[START OF RECORDS FOR THE EXERCISE]
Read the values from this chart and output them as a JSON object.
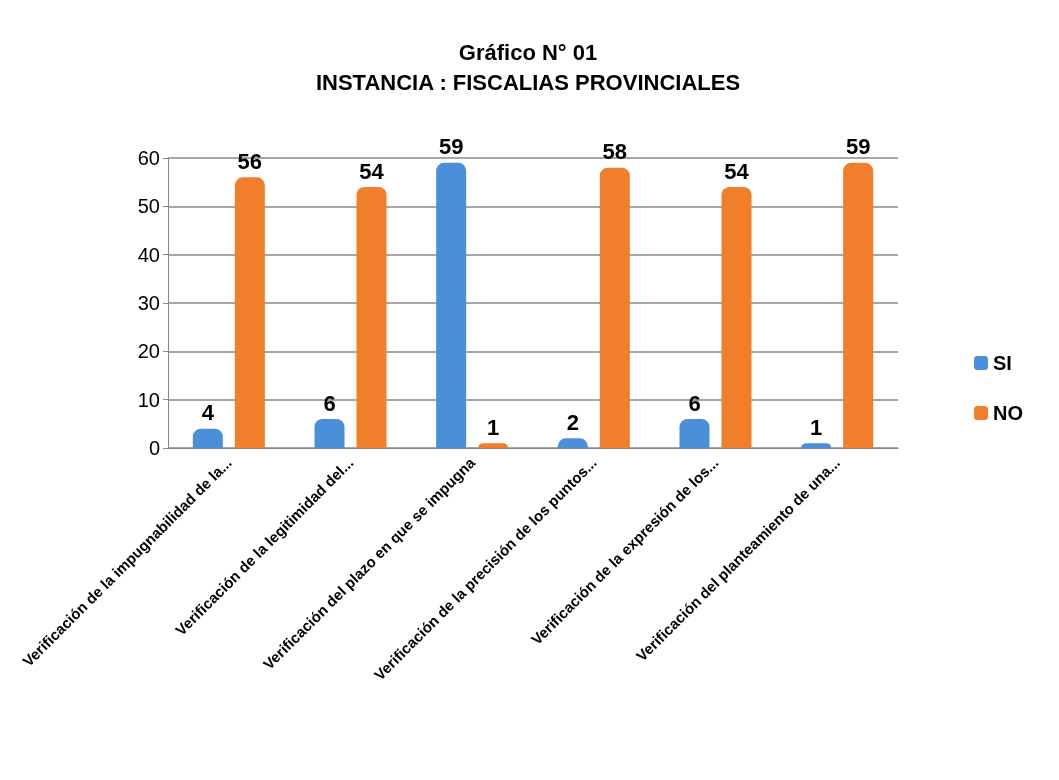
{
  "chart_data": {
    "type": "bar",
    "title": "Gráfico N° 01",
    "subtitle": "INSTANCIA : FISCALIAS PROVINCIALES",
    "categories": [
      "Verificación de la impugnabilidad de la...",
      "Verificación de la legitimidad del...",
      "Verificación del plazo en que se impugna",
      "Verificación de la precisión de los puntos...",
      "Verificación de la expresión de los...",
      "Verificación del planteamiento de una..."
    ],
    "series": [
      {
        "name": "SI",
        "color": "#4a8fd8",
        "values": [
          4,
          6,
          59,
          2,
          6,
          1
        ]
      },
      {
        "name": "NO",
        "color": "#f07e2a",
        "values": [
          56,
          54,
          1,
          58,
          54,
          59
        ]
      }
    ],
    "ylim": [
      0,
      60
    ],
    "yticks": [
      0,
      10,
      20,
      30,
      40,
      50,
      60
    ],
    "grid": "y",
    "legend": "right",
    "data_labels": true
  }
}
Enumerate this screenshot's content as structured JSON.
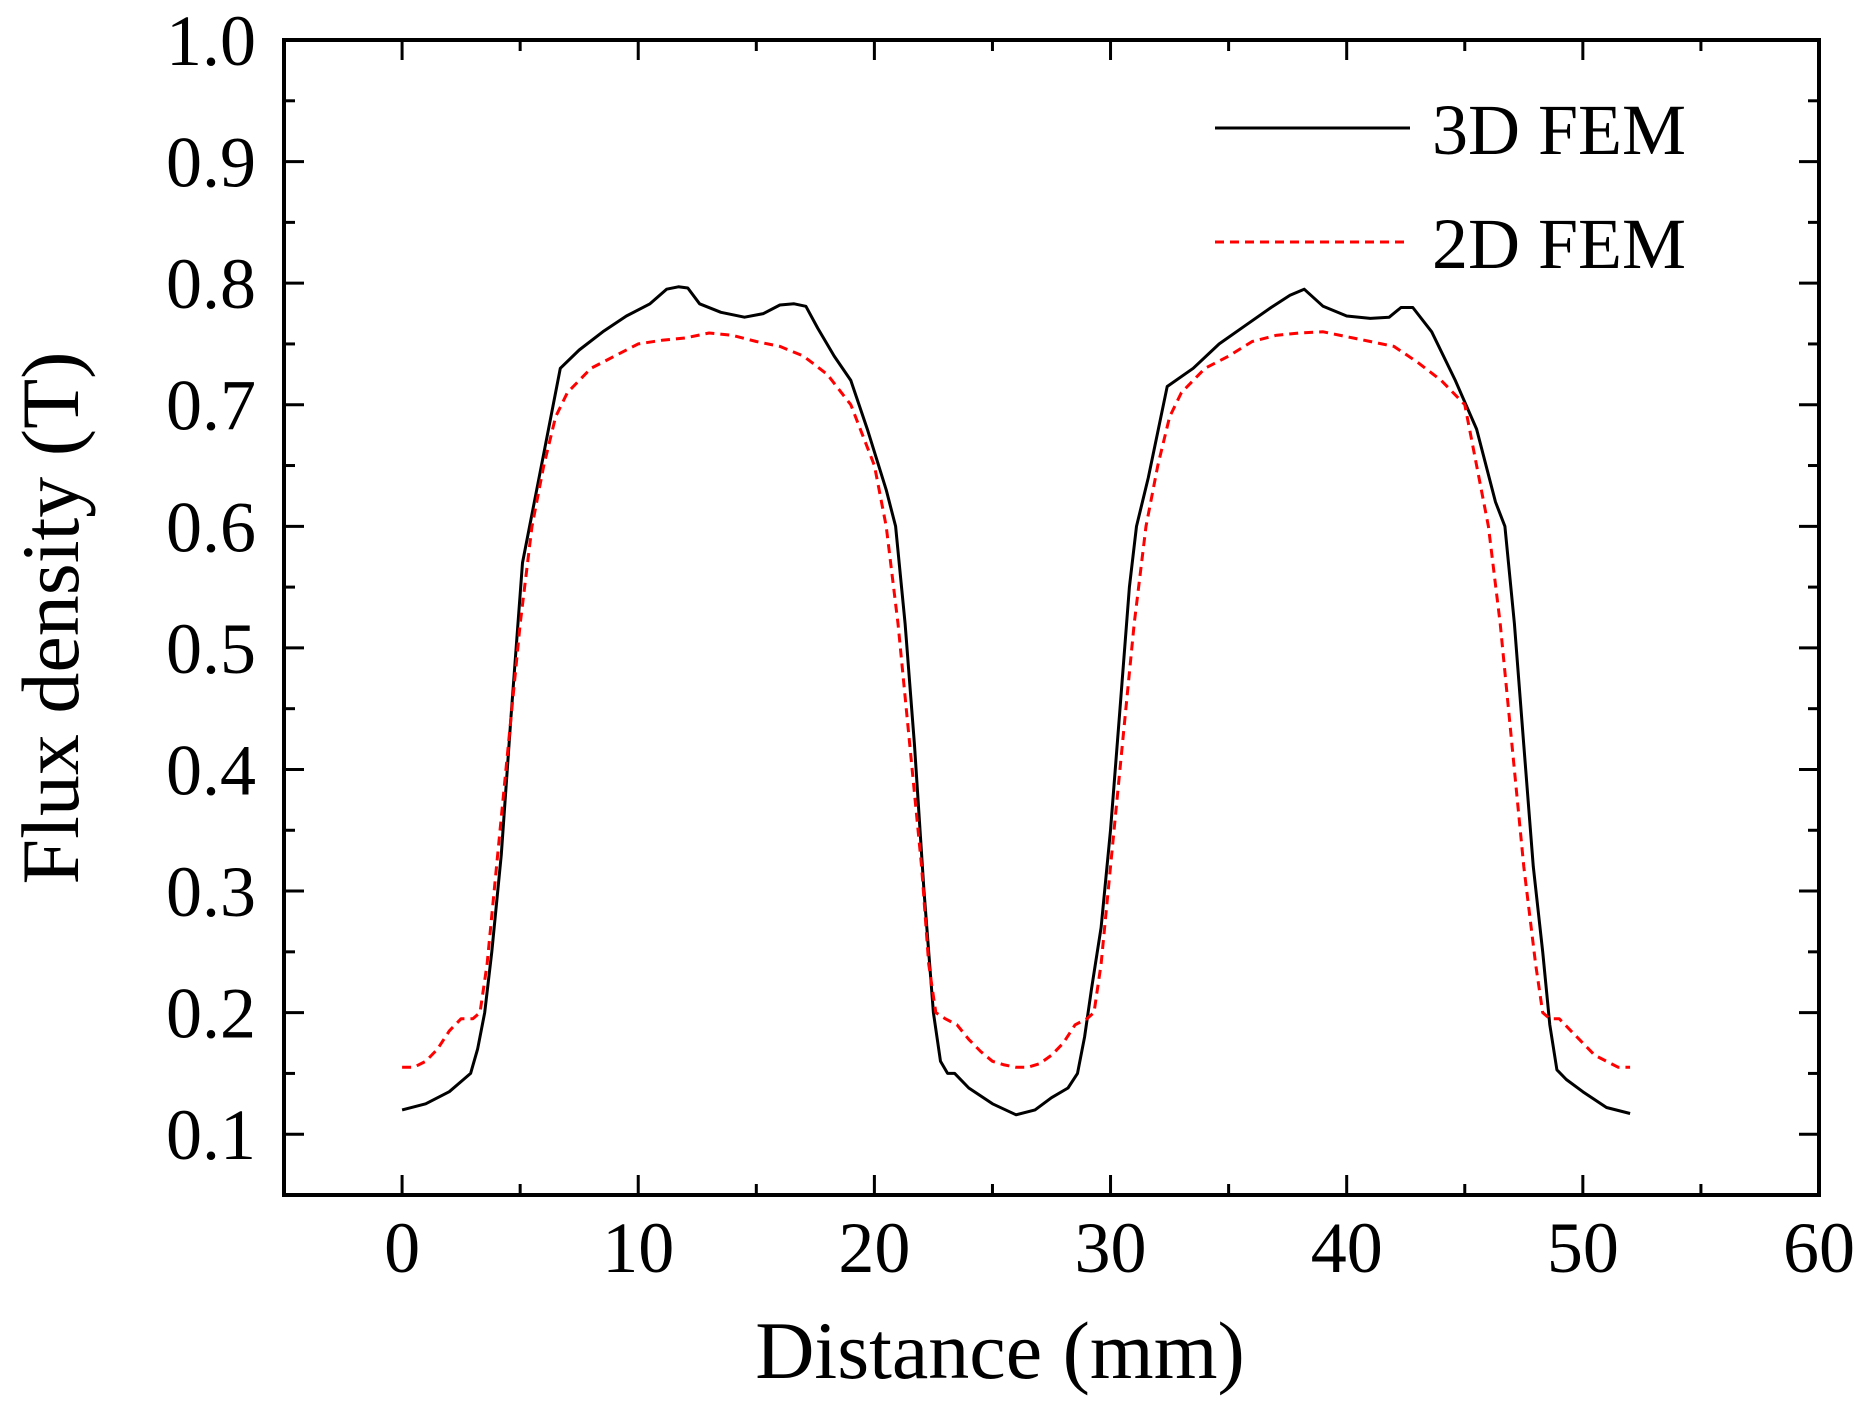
[END OF RECORDS FOR THE EXERCISE]
WHAT YOU ARE ASKED TO DO -
The data should be printed again unchanged; leave its pictures out.

FINAL ANSWER -
Read the values from this chart and output them as a JSON object.
{
  "chart_data": {
    "type": "bar",
    "title": "Gráfico N° 01",
    "subtitle": "INSTANCIA : FISCALIAS PROVINCIALES",
    "categories": [
      "Verificación de la impugnabilidad de la...",
      "Verificación de la legitimidad del...",
      "Verificación del plazo en que se impugna",
      "Verificación de la precisión de los puntos...",
      "Verificación de la expresión de los...",
      "Verificación del planteamiento de una..."
    ],
    "series": [
      {
        "name": "SI",
        "color": "#4a8fd8",
        "values": [
          4,
          6,
          59,
          2,
          6,
          1
        ]
      },
      {
        "name": "NO",
        "color": "#f07e2a",
        "values": [
          56,
          54,
          1,
          58,
          54,
          59
        ]
      }
    ],
    "ylim": [
      0,
      60
    ],
    "yticks": [
      0,
      10,
      20,
      30,
      40,
      50,
      60
    ],
    "grid": "y",
    "legend": "right",
    "data_labels": true
  }
}
Enumerate this screenshot's content as structured JSON.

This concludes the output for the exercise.